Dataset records

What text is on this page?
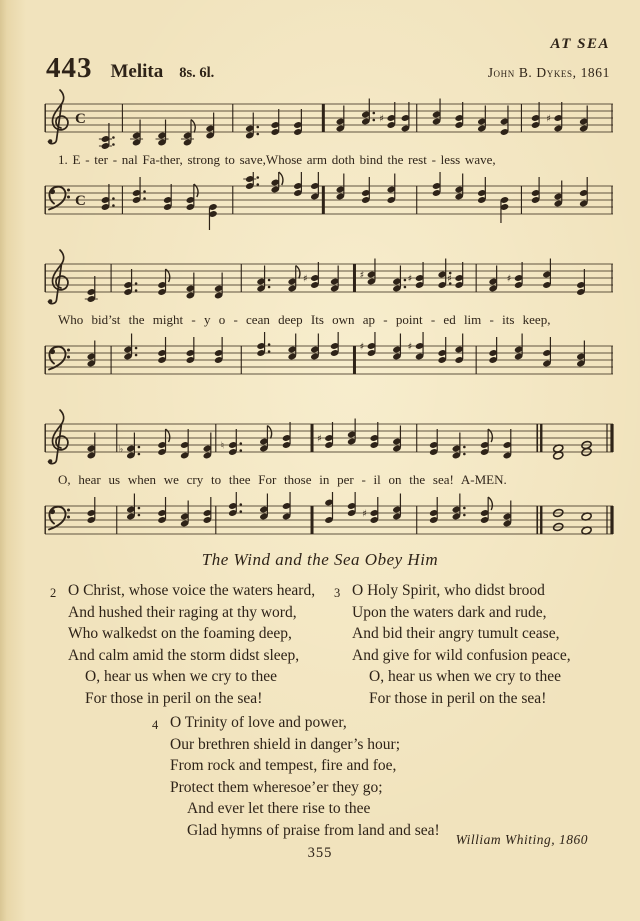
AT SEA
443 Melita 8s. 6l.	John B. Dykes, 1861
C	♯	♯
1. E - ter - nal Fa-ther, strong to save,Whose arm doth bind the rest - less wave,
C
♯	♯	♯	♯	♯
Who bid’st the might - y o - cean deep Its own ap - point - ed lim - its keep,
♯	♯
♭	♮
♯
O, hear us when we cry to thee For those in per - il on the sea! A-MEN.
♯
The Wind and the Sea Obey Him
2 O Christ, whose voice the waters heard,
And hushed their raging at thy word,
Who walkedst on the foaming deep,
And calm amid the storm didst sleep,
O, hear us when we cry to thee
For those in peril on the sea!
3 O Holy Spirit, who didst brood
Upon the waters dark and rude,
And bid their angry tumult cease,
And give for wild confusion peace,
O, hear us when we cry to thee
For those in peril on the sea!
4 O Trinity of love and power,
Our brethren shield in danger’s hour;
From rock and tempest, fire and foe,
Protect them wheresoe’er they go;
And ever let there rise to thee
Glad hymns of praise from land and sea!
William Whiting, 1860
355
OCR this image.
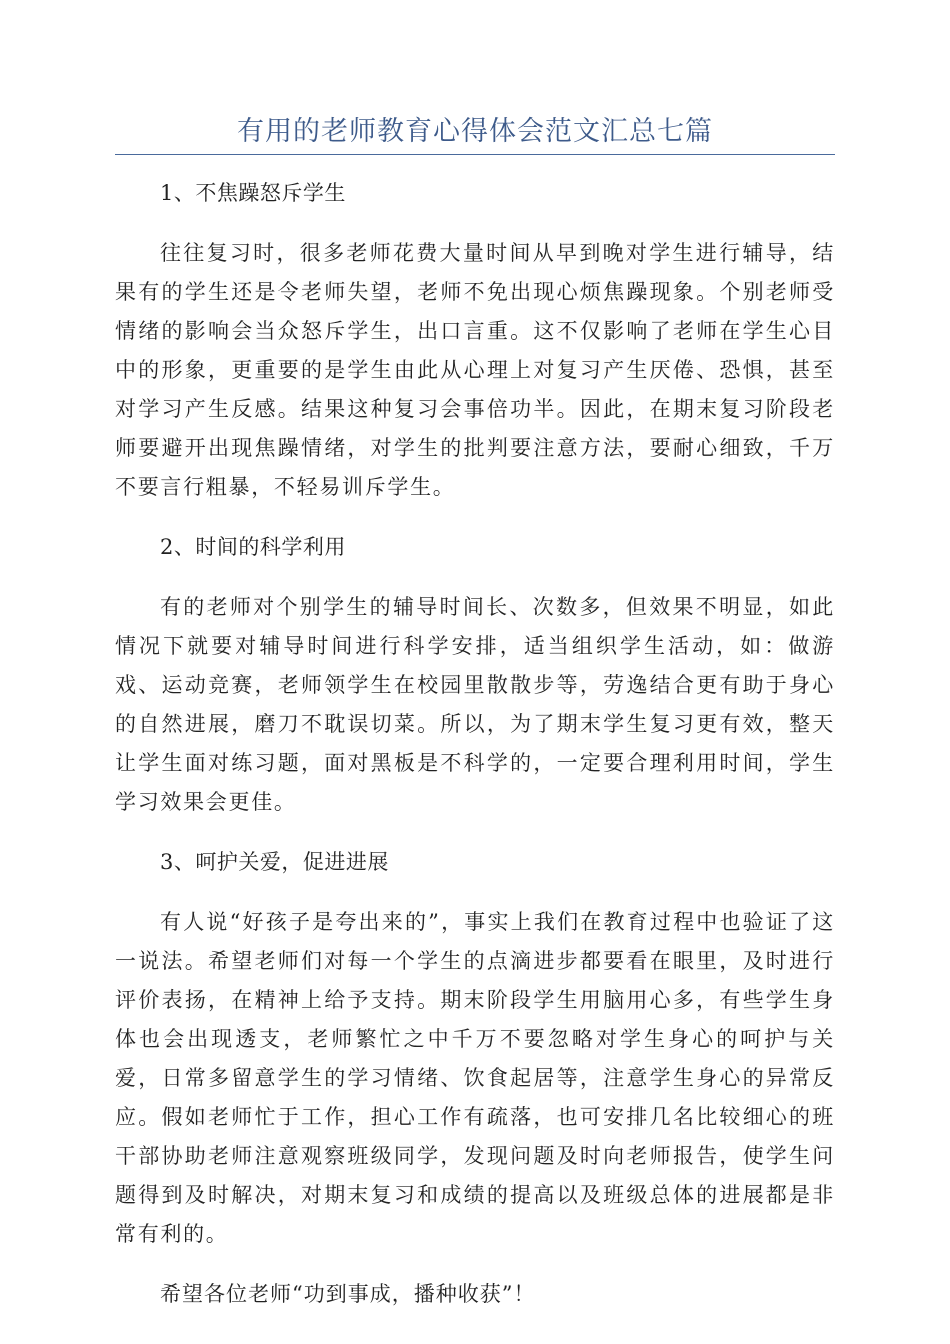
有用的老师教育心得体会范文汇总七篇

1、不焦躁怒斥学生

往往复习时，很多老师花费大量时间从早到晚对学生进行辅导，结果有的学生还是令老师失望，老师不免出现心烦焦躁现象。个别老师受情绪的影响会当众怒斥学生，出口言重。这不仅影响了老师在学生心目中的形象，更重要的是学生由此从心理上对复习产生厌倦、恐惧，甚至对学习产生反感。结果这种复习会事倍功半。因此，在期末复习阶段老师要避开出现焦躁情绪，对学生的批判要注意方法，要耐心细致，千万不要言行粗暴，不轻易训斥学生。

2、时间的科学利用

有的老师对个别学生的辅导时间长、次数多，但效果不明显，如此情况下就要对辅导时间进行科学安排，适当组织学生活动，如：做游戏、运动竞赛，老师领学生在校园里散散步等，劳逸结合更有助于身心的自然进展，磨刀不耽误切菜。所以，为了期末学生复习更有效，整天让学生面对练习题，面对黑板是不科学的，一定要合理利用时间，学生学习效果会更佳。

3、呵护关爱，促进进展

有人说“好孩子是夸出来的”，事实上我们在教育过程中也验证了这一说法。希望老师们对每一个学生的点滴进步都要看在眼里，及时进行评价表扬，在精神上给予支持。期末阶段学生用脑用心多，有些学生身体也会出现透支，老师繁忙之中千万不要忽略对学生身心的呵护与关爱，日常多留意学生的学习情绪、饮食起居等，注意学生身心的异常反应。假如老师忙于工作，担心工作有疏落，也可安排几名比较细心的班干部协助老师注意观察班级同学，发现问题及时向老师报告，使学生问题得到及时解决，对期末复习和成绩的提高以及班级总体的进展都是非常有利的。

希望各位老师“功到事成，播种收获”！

# CHALLENGE
In the data above, tally the lines holding "their" and answer with the figure only.

# ANSWER IN FULL
2